Your goal:
Only the lines from the one with "Read all visible content and emit it as JSON." to the last line belong in your answer; write them out exactly and drop the pictures.

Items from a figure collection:

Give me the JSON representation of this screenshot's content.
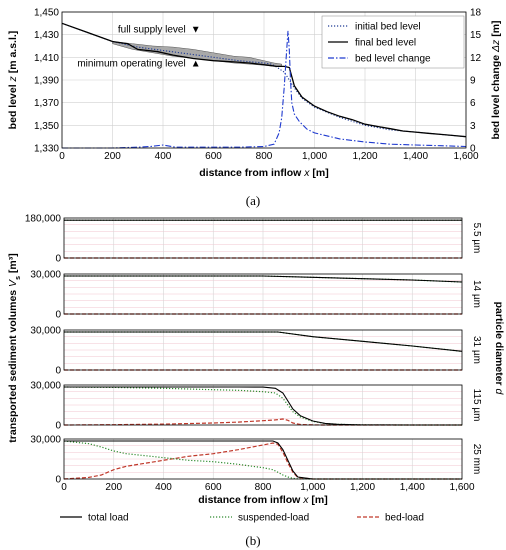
{
  "figure": {
    "caption_a": "(a)",
    "caption_b": "(b)"
  },
  "chart_data": [
    {
      "type": "line",
      "panel": "a",
      "xlabel_parts": [
        "distance from inflow ",
        "x",
        " [m]"
      ],
      "ylabel_parts": [
        "bed level ",
        "z",
        " [m a.s.l.]"
      ],
      "y2label_parts": [
        "bed level change ",
        "Δz",
        " [m]"
      ],
      "xlim": [
        0,
        1600
      ],
      "ylim": [
        1330,
        1450
      ],
      "y2lim": [
        0,
        18
      ],
      "xticks": [
        "0",
        "200",
        "400",
        "600",
        "800",
        "1,000",
        "1,200",
        "1,400",
        "1,600"
      ],
      "yticks": [
        "1,330",
        "1,350",
        "1,370",
        "1,390",
        "1,410",
        "1,430",
        "1,450"
      ],
      "y2ticks": [
        "0",
        "3",
        "6",
        "9",
        "12",
        "15",
        "18"
      ],
      "annotations": [
        {
          "text": "full supply level",
          "marker": "▼",
          "x": 490,
          "y": 1432
        },
        {
          "text": "minimum operating level",
          "marker": "▲",
          "x": 490,
          "y": 1402
        }
      ],
      "legend_position": "top-right",
      "reservoir_band": {
        "x": [
          200,
          280,
          360,
          440,
          520,
          600,
          680,
          740,
          800,
          840,
          870
        ],
        "upper": [
          1424,
          1422,
          1420,
          1419,
          1417,
          1414,
          1411,
          1410,
          1407,
          1405,
          1404
        ],
        "lower": [
          1422,
          1417,
          1414,
          1411,
          1409,
          1407,
          1405,
          1404,
          1403,
          1402,
          1402
        ]
      },
      "series": [
        {
          "name": "initial bed level",
          "color": "#1f3a93",
          "style": "dotted",
          "axis": "left",
          "x": [
            0,
            100,
            200,
            300,
            400,
            500,
            600,
            700,
            800,
            830,
            860,
            880,
            900,
            920,
            950,
            1000,
            1100,
            1200,
            1300,
            1400,
            1500,
            1600
          ],
          "y": [
            1440,
            1432,
            1424,
            1419,
            1416,
            1413,
            1410,
            1407,
            1405,
            1404,
            1400,
            1397,
            1390,
            1383,
            1374,
            1366,
            1357,
            1350,
            1346,
            1344,
            1342,
            1340
          ]
        },
        {
          "name": "final bed level",
          "color": "#000000",
          "style": "solid",
          "axis": "left",
          "x": [
            0,
            100,
            200,
            260,
            300,
            380,
            440,
            520,
            600,
            680,
            740,
            780,
            820,
            850,
            880,
            900,
            920,
            950,
            1000,
            1050,
            1100,
            1150,
            1200,
            1250,
            1300,
            1350,
            1400,
            1450,
            1500,
            1550,
            1600
          ],
          "y": [
            1440,
            1432,
            1424,
            1422,
            1417,
            1415,
            1412,
            1409,
            1407,
            1406,
            1405,
            1404,
            1403,
            1402,
            1402,
            1401,
            1385,
            1375,
            1367,
            1362,
            1358,
            1355,
            1351,
            1349,
            1347,
            1345,
            1344,
            1343,
            1342,
            1341,
            1340
          ]
        },
        {
          "name": "bed level change",
          "color": "#1f3acf",
          "style": "dashdot",
          "axis": "right",
          "x": [
            0,
            100,
            200,
            300,
            350,
            400,
            450,
            500,
            600,
            700,
            800,
            840,
            860,
            870,
            880,
            890,
            895,
            900,
            905,
            910,
            920,
            940,
            970,
            1000,
            1100,
            1200,
            1300,
            1400,
            1500,
            1600
          ],
          "y": [
            0,
            0,
            0,
            0.1,
            0.2,
            0.4,
            0.1,
            0.1,
            0.1,
            0.1,
            0.2,
            0.5,
            2,
            4,
            8,
            13,
            15.5,
            13,
            9,
            6,
            4.5,
            3.5,
            2.5,
            2,
            1.2,
            0.8,
            0.5,
            0.4,
            0.3,
            0.2
          ]
        }
      ]
    },
    {
      "type": "line",
      "panel": "b",
      "xlabel_parts": [
        "distance from inflow ",
        "x",
        " [m]"
      ],
      "ylabel_parts": [
        "transported sediment volumes ",
        "V",
        "s",
        " [m³]"
      ],
      "y2label_parts": [
        "particle diameter ",
        "d"
      ],
      "xlim": [
        0,
        1600
      ],
      "xticks": [
        "0",
        "200",
        "400",
        "600",
        "800",
        "1,000",
        "1,200",
        "1,400",
        "1,600"
      ],
      "legend_position": "bottom",
      "legend": [
        {
          "name": "total load",
          "color": "#000000",
          "style": "solid"
        },
        {
          "name": "suspended-load",
          "color": "#2e8b2e",
          "style": "dotted"
        },
        {
          "name": "bed-load",
          "color": "#c0392b",
          "style": "dashed"
        }
      ],
      "subplots": [
        {
          "label": "5.5 µm",
          "ylim": [
            0,
            180000
          ],
          "yticks": [
            "0",
            "180,000"
          ],
          "x": [
            0,
            1600
          ],
          "total": [
            170000,
            170000
          ],
          "suspended": [
            170000,
            170000
          ],
          "bed": [
            0,
            0
          ]
        },
        {
          "label": "14 µm",
          "ylim": [
            0,
            30000
          ],
          "yticks": [
            "0",
            "30,000"
          ],
          "x": [
            0,
            800,
            1000,
            1200,
            1400,
            1600
          ],
          "total": [
            28500,
            28500,
            27500,
            26500,
            25500,
            24000
          ],
          "suspended": [
            28500,
            28500,
            27500,
            26500,
            25500,
            24000
          ],
          "bed": [
            0,
            0,
            0,
            0,
            0,
            0
          ]
        },
        {
          "label": "31 µm",
          "ylim": [
            0,
            30000
          ],
          "yticks": [
            "0",
            "30,000"
          ],
          "x": [
            0,
            860,
            1000,
            1200,
            1400,
            1600
          ],
          "total": [
            28500,
            28500,
            25000,
            21500,
            18000,
            14000
          ],
          "suspended": [
            28500,
            28500,
            25000,
            21500,
            18000,
            14000
          ],
          "bed": [
            0,
            0,
            0,
            0,
            0,
            0
          ]
        },
        {
          "label": "115 µm",
          "ylim": [
            0,
            30000
          ],
          "yticks": [
            "0",
            "30,000"
          ],
          "x": [
            0,
            200,
            400,
            600,
            700,
            800,
            850,
            880,
            900,
            920,
            950,
            1000,
            1050,
            1100,
            1200,
            1400,
            1600
          ],
          "total": [
            28500,
            28500,
            28500,
            28500,
            28500,
            28400,
            27500,
            24000,
            18000,
            12000,
            7000,
            3000,
            1200,
            500,
            100,
            0,
            0
          ],
          "suspended": [
            28500,
            28200,
            27500,
            26500,
            26000,
            25000,
            24000,
            20000,
            15000,
            10000,
            6000,
            2800,
            1100,
            500,
            100,
            0,
            0
          ],
          "bed": [
            0,
            200,
            700,
            1500,
            2200,
            3200,
            3800,
            4500,
            3500,
            1500,
            400,
            100,
            0,
            0,
            0,
            0,
            0
          ]
        },
        {
          "label": "25 mm",
          "ylim": [
            0,
            30000
          ],
          "yticks": [
            "0",
            "30,000"
          ],
          "x": [
            0,
            100,
            150,
            200,
            250,
            300,
            350,
            400,
            450,
            500,
            600,
            700,
            800,
            840,
            860,
            880,
            900,
            920,
            940,
            1000,
            1600
          ],
          "total": [
            28500,
            28500,
            28500,
            28500,
            28500,
            28500,
            28500,
            28500,
            28500,
            28500,
            28500,
            28500,
            28500,
            28500,
            27000,
            22000,
            14000,
            6000,
            1500,
            0,
            0
          ],
          "suspended": [
            28500,
            26500,
            24000,
            21000,
            19000,
            18000,
            17000,
            16000,
            15000,
            14000,
            13000,
            11000,
            8500,
            7000,
            5000,
            3000,
            1500,
            500,
            100,
            0,
            0
          ],
          "bed": [
            0,
            1200,
            3000,
            7000,
            9500,
            11000,
            12500,
            14000,
            15500,
            17000,
            19000,
            22000,
            25500,
            27000,
            26000,
            20000,
            12000,
            5000,
            1200,
            0,
            0
          ]
        }
      ]
    }
  ]
}
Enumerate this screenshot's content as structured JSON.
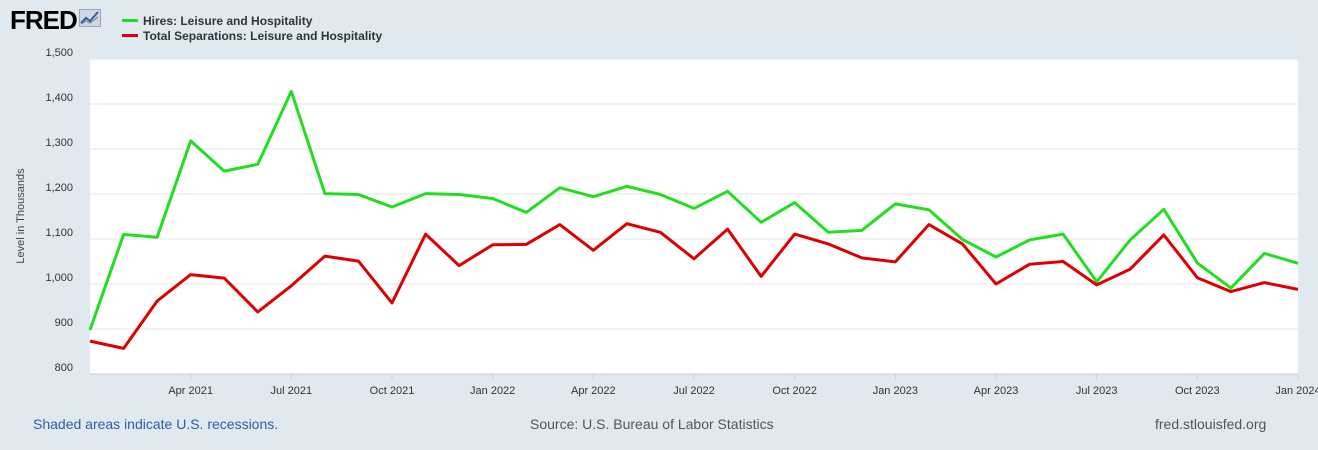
{
  "logo": {
    "text": "FRED",
    "icon": "chart-line-icon"
  },
  "legend": [
    {
      "label": "Hires: Leisure and Hospitality",
      "color": "#22dd22"
    },
    {
      "label": "Total Separations: Leisure and Hospitality",
      "color": "#dd0000"
    }
  ],
  "footer": {
    "recession_note": "Shaded areas indicate U.S. recessions.",
    "source": "Source: U.S. Bureau of Labor Statistics",
    "site": "fred.stlouisfed.org"
  },
  "chart_data": {
    "type": "line",
    "title": "",
    "xlabel": "",
    "ylabel": "Level in Thousands",
    "ylim": [
      800,
      1500
    ],
    "yticks": [
      800,
      900,
      1000,
      1100,
      1200,
      1300,
      1400,
      1500
    ],
    "ytick_labels": [
      "800",
      "900",
      "1,000",
      "1,100",
      "1,200",
      "1,300",
      "1,400",
      "1,500"
    ],
    "x_start": "Jan 2021",
    "x_end": "Jan 2024",
    "xticks": [
      {
        "label": "Apr 2021",
        "index": 3
      },
      {
        "label": "Jul 2021",
        "index": 6
      },
      {
        "label": "Oct 2021",
        "index": 9
      },
      {
        "label": "Jan 2022",
        "index": 12
      },
      {
        "label": "Apr 2022",
        "index": 15
      },
      {
        "label": "Jul 2022",
        "index": 18
      },
      {
        "label": "Oct 2022",
        "index": 21
      },
      {
        "label": "Jan 2023",
        "index": 24
      },
      {
        "label": "Apr 2023",
        "index": 27
      },
      {
        "label": "Jul 2023",
        "index": 30
      },
      {
        "label": "Oct 2023",
        "index": 33
      },
      {
        "label": "Jan 2024",
        "index": 36
      }
    ],
    "grid": true,
    "series": [
      {
        "name": "Hires: Leisure and Hospitality",
        "color": "#22dd22",
        "values": [
          898,
          1110,
          1104,
          1318,
          1251,
          1266,
          1428,
          1201,
          1199,
          1171,
          1201,
          1199,
          1190,
          1159,
          1214,
          1194,
          1217,
          1199,
          1168,
          1206,
          1137,
          1181,
          1115,
          1119,
          1178,
          1165,
          1099,
          1060,
          1098,
          1111,
          1005,
          1098,
          1166,
          1047,
          991,
          1068,
          1046
        ]
      },
      {
        "name": "Total Separations: Leisure and Hospitality",
        "color": "#dd0000",
        "values": [
          873,
          857,
          962,
          1021,
          1013,
          938,
          996,
          1062,
          1051,
          958,
          1111,
          1041,
          1087,
          1088,
          1132,
          1075,
          1134,
          1115,
          1056,
          1122,
          1017,
          1111,
          1089,
          1058,
          1049,
          1132,
          1089,
          1000,
          1044,
          1050,
          998,
          1033,
          1109,
          1014,
          983,
          1003,
          988
        ]
      }
    ]
  }
}
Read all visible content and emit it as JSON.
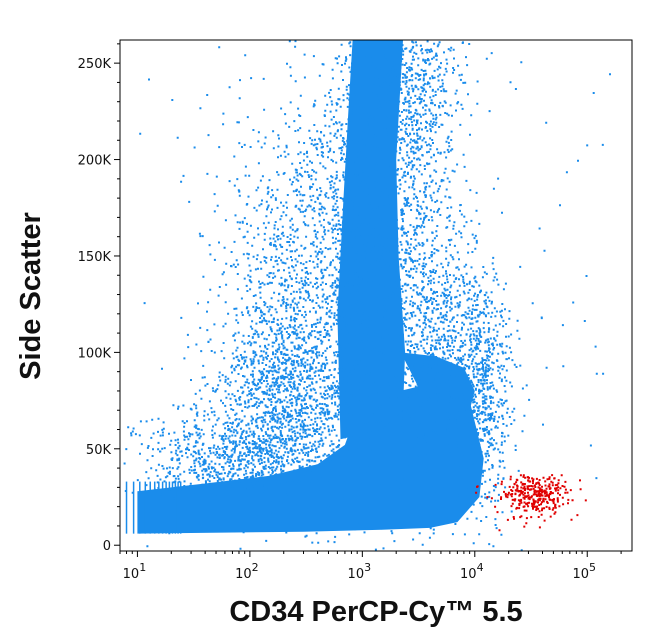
{
  "chart_data": {
    "type": "scatter",
    "title": "",
    "xlabel": "CD34 PerCP-Cy™ 5.5",
    "ylabel": "Side Scatter",
    "x_scale": "log",
    "xlim": [
      7,
      250000
    ],
    "ylim": [
      -3000,
      262000
    ],
    "x_ticks": [
      {
        "value": 10,
        "base": "10",
        "exp": "1"
      },
      {
        "value": 100,
        "base": "10",
        "exp": "2"
      },
      {
        "value": 1000,
        "base": "10",
        "exp": "3"
      },
      {
        "value": 10000,
        "base": "10",
        "exp": "4"
      },
      {
        "value": 100000,
        "base": "10",
        "exp": "5"
      }
    ],
    "y_ticks": [
      {
        "value": 0,
        "label": "0"
      },
      {
        "value": 50000,
        "label": "50K"
      },
      {
        "value": 100000,
        "label": "100K"
      },
      {
        "value": 150000,
        "label": "150K"
      },
      {
        "value": 200000,
        "label": "200K"
      },
      {
        "value": 250000,
        "label": "250K"
      }
    ],
    "grid": false,
    "legend": "none",
    "series": [
      {
        "color": "#1a8ceb",
        "description_points": [
          {
            "x": 10,
            "y": 25000
          },
          {
            "x": 100,
            "y": 30000
          },
          {
            "x": 500,
            "y": 45000
          },
          {
            "x": 1000,
            "y": 120000
          },
          {
            "x": 1000,
            "y": 250000
          },
          {
            "x": 3000,
            "y": 60000
          },
          {
            "x": 8000,
            "y": 60000
          },
          {
            "x": 10000,
            "y": 20000
          }
        ]
      },
      {
        "color": "#e00000",
        "description_points": [
          {
            "x": 20000,
            "y": 25000
          },
          {
            "x": 30000,
            "y": 22000
          },
          {
            "x": 40000,
            "y": 28000
          },
          {
            "x": 50000,
            "y": 30000
          },
          {
            "x": 60000,
            "y": 24000
          }
        ]
      }
    ]
  }
}
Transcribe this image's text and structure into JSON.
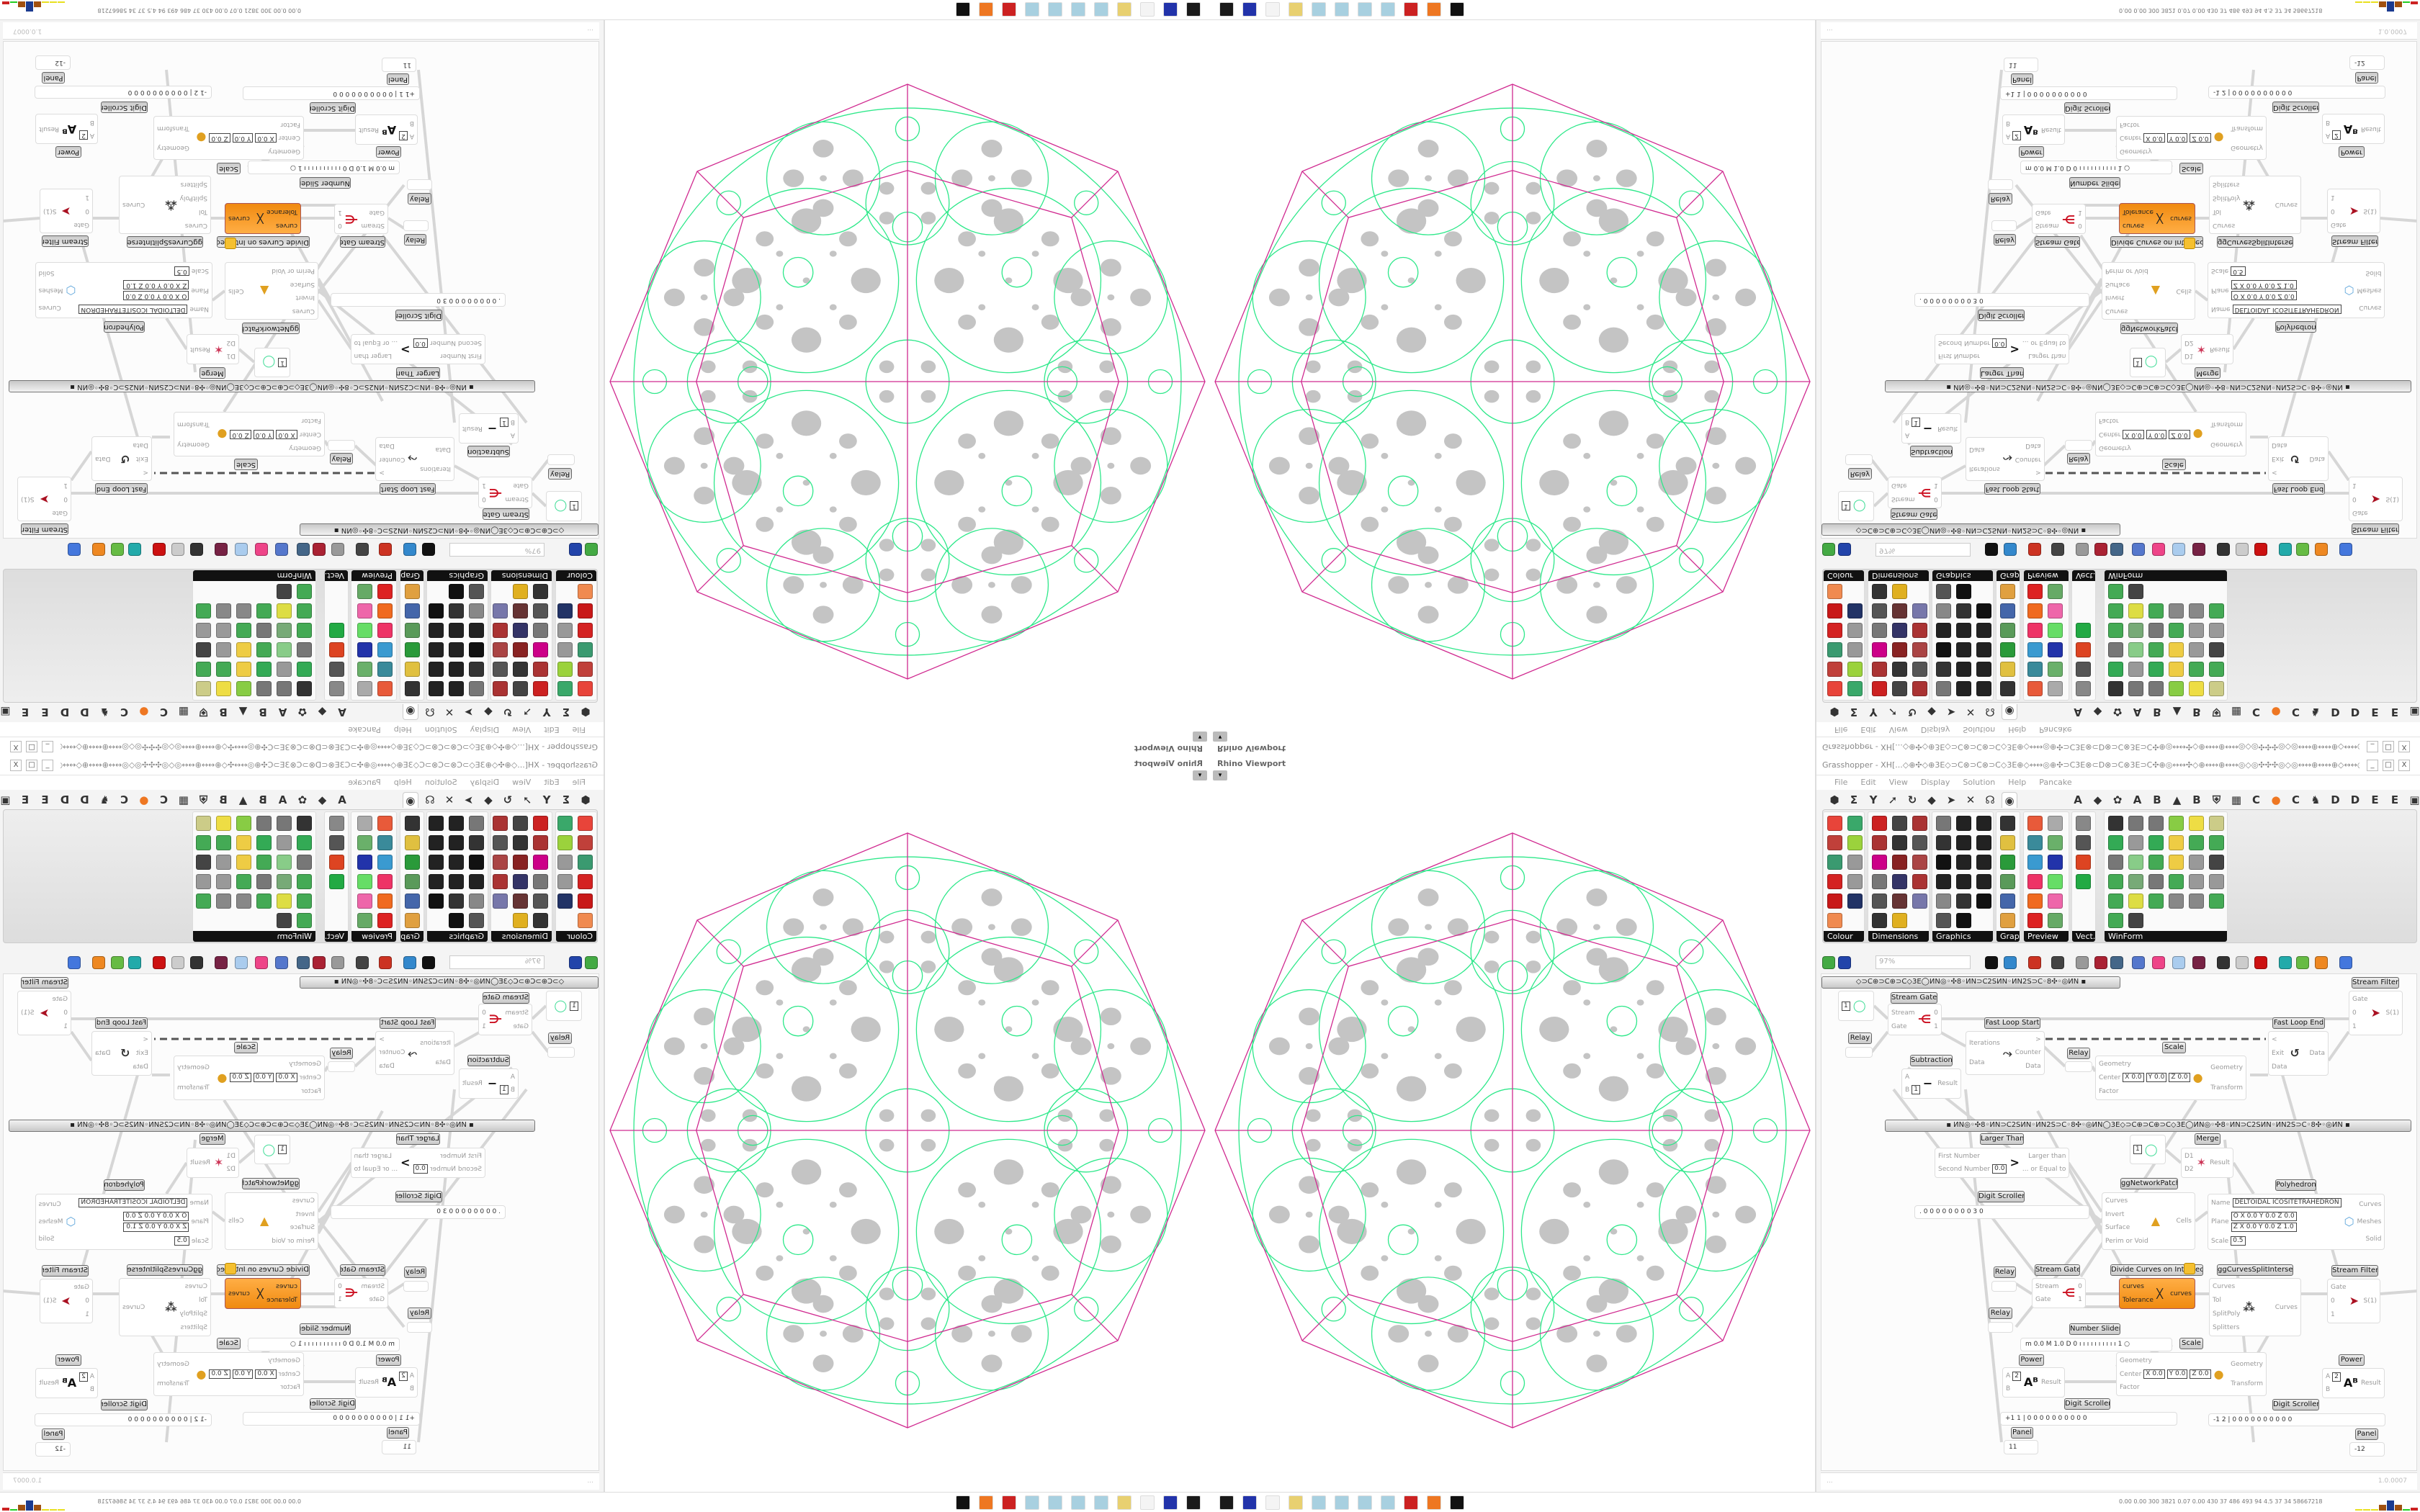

Task output:
Read all visible content and emit it as JSON.
{
  "chart_data": {
    "type": "scatter",
    "title": "",
    "xlabel": "CD34 PerCP-Cy™ 5.5",
    "ylabel": "Side Scatter",
    "x_scale": "log",
    "xlim": [
      7,
      250000
    ],
    "ylim": [
      -3000,
      262000
    ],
    "x_ticks": [
      {
        "value": 10,
        "base": "10",
        "exp": "1"
      },
      {
        "value": 100,
        "base": "10",
        "exp": "2"
      },
      {
        "value": 1000,
        "base": "10",
        "exp": "3"
      },
      {
        "value": 10000,
        "base": "10",
        "exp": "4"
      },
      {
        "value": 100000,
        "base": "10",
        "exp": "5"
      }
    ],
    "y_ticks": [
      {
        "value": 0,
        "label": "0"
      },
      {
        "value": 50000,
        "label": "50K"
      },
      {
        "value": 100000,
        "label": "100K"
      },
      {
        "value": 150000,
        "label": "150K"
      },
      {
        "value": 200000,
        "label": "200K"
      },
      {
        "value": 250000,
        "label": "250K"
      }
    ],
    "grid": false,
    "legend": "none",
    "series": [
      {
        "color": "#1a8ceb",
        "description_points": [
          {
            "x": 10,
            "y": 25000
          },
          {
            "x": 100,
            "y": 30000
          },
          {
            "x": 500,
            "y": 45000
          },
          {
            "x": 1000,
            "y": 120000
          },
          {
            "x": 1000,
            "y": 250000
          },
          {
            "x": 3000,
            "y": 60000
          },
          {
            "x": 8000,
            "y": 60000
          },
          {
            "x": 10000,
            "y": 20000
          }
        ]
      },
      {
        "color": "#e00000",
        "description_points": [
          {
            "x": 20000,
            "y": 25000
          },
          {
            "x": 30000,
            "y": 22000
          },
          {
            "x": 40000,
            "y": 28000
          },
          {
            "x": 50000,
            "y": 30000
          },
          {
            "x": 60000,
            "y": 24000
          }
        ]
      }
    ]
  }
}
Transcribe this image's text and structure into JSON.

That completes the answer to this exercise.